Return all lines where the word "when" can be found.

**** SUPPLIED DATA ****

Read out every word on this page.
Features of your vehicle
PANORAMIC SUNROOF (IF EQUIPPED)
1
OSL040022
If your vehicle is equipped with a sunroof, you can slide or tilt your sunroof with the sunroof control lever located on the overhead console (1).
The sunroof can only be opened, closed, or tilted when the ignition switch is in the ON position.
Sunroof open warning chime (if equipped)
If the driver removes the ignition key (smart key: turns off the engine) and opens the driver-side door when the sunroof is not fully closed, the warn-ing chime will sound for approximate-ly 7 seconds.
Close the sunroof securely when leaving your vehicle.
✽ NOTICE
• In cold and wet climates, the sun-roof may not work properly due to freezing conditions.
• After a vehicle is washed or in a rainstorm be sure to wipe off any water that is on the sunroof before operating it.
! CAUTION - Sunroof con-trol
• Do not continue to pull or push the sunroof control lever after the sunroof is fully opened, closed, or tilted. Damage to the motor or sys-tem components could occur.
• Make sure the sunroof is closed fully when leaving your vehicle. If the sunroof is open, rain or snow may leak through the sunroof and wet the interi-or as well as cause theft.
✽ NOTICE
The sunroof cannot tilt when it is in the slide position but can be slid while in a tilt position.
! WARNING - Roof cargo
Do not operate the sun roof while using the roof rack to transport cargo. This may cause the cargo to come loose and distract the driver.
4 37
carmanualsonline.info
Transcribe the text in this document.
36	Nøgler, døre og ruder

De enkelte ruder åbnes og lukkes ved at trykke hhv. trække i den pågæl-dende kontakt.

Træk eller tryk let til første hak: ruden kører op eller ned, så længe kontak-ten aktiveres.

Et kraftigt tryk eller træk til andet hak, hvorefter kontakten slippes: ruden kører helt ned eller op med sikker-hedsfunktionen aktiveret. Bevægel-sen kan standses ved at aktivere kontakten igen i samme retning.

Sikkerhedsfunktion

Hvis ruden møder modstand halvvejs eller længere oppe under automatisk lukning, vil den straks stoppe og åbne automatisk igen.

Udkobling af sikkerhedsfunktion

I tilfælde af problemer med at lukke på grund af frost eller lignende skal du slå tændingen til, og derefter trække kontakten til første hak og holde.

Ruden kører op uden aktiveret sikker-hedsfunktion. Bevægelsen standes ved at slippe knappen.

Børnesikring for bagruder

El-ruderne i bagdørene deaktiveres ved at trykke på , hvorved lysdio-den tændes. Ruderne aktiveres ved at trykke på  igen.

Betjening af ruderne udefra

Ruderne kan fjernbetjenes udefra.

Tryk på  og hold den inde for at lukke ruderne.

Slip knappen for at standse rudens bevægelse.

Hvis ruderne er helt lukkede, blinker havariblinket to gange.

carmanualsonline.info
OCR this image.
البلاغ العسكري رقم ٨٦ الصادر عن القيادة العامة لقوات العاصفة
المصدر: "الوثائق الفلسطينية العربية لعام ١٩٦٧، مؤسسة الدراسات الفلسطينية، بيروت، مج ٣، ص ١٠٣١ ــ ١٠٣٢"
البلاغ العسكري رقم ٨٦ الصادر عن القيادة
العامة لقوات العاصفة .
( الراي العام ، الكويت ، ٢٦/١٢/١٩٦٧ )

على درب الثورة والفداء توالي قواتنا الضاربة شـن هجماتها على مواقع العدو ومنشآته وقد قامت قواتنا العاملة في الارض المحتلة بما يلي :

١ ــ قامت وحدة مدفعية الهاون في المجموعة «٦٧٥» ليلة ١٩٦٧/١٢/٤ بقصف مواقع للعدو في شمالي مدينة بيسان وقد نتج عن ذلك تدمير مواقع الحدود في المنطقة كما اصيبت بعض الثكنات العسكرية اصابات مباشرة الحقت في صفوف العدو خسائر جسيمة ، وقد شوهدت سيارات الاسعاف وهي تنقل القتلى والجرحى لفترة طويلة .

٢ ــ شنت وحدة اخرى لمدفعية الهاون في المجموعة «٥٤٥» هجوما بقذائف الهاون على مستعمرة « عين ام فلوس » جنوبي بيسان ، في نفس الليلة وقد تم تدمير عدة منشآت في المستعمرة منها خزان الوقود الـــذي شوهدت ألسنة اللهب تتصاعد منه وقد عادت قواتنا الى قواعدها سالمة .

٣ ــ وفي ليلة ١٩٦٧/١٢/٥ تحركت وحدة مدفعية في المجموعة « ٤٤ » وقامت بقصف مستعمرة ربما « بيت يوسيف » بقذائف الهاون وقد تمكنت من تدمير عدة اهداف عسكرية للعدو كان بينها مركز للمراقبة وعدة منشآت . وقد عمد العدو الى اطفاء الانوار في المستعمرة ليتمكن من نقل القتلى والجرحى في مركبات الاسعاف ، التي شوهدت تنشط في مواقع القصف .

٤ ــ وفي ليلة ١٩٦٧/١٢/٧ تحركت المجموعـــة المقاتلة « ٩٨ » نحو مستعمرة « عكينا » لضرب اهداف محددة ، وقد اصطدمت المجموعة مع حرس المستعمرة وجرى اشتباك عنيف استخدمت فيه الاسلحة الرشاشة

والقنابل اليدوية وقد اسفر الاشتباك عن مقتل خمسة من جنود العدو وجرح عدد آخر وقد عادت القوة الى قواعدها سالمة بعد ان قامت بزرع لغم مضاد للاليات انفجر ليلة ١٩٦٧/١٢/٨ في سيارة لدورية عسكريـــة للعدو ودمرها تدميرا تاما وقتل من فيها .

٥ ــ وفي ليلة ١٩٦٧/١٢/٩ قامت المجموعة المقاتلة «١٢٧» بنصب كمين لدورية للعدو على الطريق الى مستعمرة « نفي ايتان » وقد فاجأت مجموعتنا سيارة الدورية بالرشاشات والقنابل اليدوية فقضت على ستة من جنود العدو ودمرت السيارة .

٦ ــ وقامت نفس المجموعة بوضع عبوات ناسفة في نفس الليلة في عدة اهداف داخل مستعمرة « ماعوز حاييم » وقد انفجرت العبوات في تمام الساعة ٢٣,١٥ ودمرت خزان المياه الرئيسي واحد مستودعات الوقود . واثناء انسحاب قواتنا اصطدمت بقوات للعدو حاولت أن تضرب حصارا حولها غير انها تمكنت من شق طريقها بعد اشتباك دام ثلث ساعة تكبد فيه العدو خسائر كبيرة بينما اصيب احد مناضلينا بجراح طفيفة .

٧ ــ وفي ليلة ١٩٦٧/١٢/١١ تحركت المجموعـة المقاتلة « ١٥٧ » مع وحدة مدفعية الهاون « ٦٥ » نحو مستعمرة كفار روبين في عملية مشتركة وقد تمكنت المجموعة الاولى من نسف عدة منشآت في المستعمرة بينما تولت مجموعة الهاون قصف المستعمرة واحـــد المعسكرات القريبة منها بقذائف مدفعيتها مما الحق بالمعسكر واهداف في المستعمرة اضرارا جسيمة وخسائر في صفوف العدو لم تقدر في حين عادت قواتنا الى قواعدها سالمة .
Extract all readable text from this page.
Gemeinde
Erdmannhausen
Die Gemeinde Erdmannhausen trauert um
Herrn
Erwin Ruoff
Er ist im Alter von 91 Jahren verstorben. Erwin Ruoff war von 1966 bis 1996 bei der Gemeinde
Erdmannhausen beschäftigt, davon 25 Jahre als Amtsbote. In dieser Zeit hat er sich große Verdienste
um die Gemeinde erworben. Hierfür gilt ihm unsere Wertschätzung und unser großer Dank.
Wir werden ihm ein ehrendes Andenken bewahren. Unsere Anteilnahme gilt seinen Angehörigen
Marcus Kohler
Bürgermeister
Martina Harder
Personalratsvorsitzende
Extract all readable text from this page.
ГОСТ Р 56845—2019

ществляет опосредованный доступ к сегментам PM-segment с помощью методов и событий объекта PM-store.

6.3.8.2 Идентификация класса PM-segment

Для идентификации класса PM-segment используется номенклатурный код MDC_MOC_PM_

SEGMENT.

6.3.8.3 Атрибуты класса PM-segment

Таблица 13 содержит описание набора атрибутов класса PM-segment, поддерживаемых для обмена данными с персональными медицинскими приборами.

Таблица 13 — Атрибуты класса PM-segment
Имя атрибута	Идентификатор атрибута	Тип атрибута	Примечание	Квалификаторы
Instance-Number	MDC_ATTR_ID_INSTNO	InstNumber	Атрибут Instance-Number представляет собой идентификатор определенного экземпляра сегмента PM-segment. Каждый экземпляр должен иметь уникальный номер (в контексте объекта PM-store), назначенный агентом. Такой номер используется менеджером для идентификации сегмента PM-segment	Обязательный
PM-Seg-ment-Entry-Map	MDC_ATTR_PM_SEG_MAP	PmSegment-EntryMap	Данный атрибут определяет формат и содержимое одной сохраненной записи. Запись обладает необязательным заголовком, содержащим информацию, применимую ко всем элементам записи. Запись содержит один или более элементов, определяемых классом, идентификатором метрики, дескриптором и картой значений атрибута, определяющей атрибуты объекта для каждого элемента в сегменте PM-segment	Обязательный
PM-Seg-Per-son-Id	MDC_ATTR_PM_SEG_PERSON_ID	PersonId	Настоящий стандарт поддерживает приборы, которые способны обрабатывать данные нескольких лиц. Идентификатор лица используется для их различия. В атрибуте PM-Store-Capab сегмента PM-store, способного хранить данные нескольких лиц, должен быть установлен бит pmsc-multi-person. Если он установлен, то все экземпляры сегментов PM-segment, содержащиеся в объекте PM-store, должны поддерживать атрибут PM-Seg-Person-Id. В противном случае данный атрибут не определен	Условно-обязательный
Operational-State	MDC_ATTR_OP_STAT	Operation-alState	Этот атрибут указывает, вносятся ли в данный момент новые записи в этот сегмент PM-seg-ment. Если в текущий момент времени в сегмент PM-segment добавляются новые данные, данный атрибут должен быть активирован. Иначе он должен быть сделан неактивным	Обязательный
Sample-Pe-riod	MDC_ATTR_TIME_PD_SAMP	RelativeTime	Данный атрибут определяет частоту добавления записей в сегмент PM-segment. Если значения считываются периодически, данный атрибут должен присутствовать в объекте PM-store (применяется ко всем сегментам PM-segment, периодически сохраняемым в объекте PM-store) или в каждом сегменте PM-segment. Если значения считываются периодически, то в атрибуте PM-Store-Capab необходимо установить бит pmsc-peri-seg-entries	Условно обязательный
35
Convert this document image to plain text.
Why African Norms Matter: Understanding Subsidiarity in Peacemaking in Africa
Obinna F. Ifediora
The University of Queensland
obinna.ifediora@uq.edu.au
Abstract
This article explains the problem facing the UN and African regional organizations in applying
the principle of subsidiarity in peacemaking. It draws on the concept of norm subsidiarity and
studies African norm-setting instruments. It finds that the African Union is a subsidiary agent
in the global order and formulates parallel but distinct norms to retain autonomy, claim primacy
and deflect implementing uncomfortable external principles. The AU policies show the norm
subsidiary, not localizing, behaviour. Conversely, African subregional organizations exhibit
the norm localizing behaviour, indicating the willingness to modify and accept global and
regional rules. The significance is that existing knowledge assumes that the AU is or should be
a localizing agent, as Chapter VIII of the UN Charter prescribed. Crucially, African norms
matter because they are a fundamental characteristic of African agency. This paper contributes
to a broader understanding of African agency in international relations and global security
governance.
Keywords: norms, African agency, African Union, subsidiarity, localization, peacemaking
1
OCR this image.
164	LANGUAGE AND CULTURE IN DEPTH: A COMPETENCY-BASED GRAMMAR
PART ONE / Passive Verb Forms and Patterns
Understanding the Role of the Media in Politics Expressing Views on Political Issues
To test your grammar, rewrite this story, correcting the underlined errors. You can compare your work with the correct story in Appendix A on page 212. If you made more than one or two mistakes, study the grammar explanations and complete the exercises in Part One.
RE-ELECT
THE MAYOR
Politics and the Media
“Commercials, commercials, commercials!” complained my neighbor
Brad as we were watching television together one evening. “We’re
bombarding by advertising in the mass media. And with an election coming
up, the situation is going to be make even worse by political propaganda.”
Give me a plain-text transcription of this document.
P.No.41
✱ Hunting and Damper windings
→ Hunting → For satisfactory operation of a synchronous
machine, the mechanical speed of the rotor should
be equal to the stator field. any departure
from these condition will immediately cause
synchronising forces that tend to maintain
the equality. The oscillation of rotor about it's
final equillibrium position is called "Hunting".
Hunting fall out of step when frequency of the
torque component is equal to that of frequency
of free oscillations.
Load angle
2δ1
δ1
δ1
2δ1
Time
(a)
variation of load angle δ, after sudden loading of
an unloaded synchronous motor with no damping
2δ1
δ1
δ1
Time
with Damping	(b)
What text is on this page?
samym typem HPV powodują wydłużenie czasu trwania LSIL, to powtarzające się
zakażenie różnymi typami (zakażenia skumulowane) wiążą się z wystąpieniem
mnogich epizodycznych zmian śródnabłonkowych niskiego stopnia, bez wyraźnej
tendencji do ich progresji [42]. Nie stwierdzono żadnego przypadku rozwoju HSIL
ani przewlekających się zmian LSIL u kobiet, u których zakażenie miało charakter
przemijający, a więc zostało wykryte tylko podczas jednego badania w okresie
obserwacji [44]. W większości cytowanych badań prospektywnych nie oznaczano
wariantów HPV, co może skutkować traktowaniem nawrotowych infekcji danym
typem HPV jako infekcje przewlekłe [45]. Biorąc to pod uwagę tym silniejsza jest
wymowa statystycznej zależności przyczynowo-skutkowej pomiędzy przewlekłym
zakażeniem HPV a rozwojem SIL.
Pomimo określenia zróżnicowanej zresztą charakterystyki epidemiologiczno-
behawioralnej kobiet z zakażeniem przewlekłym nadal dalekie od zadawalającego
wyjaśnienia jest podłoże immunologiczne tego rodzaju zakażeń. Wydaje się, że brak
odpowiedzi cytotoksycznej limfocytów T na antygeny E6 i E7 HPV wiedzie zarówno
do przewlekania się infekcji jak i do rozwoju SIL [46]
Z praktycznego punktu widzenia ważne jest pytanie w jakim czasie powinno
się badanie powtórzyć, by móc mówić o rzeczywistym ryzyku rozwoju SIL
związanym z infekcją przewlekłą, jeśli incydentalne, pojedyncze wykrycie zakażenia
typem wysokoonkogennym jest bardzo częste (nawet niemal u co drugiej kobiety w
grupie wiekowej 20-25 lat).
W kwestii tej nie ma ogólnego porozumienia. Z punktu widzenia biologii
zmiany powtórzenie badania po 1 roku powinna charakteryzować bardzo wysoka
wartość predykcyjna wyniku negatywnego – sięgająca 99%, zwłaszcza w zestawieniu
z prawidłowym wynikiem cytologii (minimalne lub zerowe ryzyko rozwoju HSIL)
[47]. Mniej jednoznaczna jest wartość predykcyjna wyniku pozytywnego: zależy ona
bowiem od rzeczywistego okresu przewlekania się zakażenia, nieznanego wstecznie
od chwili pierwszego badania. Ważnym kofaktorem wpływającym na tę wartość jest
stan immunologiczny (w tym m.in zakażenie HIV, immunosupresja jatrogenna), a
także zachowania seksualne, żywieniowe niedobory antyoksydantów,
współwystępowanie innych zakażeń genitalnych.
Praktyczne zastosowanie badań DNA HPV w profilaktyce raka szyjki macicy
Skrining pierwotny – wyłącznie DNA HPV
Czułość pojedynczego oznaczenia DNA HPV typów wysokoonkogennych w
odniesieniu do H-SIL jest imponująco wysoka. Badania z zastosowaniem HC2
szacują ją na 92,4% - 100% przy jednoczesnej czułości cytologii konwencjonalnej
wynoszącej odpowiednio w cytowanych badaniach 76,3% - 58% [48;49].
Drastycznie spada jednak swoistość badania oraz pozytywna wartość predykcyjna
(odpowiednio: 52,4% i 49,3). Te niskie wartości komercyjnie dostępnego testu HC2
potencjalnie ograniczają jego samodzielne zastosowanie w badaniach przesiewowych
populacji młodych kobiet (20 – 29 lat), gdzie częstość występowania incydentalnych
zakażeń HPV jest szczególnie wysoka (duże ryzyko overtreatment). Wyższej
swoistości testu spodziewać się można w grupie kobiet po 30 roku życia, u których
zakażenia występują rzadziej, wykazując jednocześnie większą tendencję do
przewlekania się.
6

****

EXERCISE OUTPUT —
The sunroof can only be opened, closed, or tilted when the ignition switch is in the ON position.
If the driver removes the ignition key (smart key: turns off the engine) and opens the driver-side door when the sunroof is not fully closed, the warn-ing chime will sound for approximate-ly 7 seconds.
Close the sunroof securely when leaving your vehicle.
• Make sure the sunroof is closed fully when leaving your vehicle. If the sunroof is open, rain or snow may leak through the sunroof and wet the interi-or as well as cause theft.
The sunroof cannot tilt when it is in the slide position but can be slid while in a tilt position.
Hunting fall out of step when frequency of the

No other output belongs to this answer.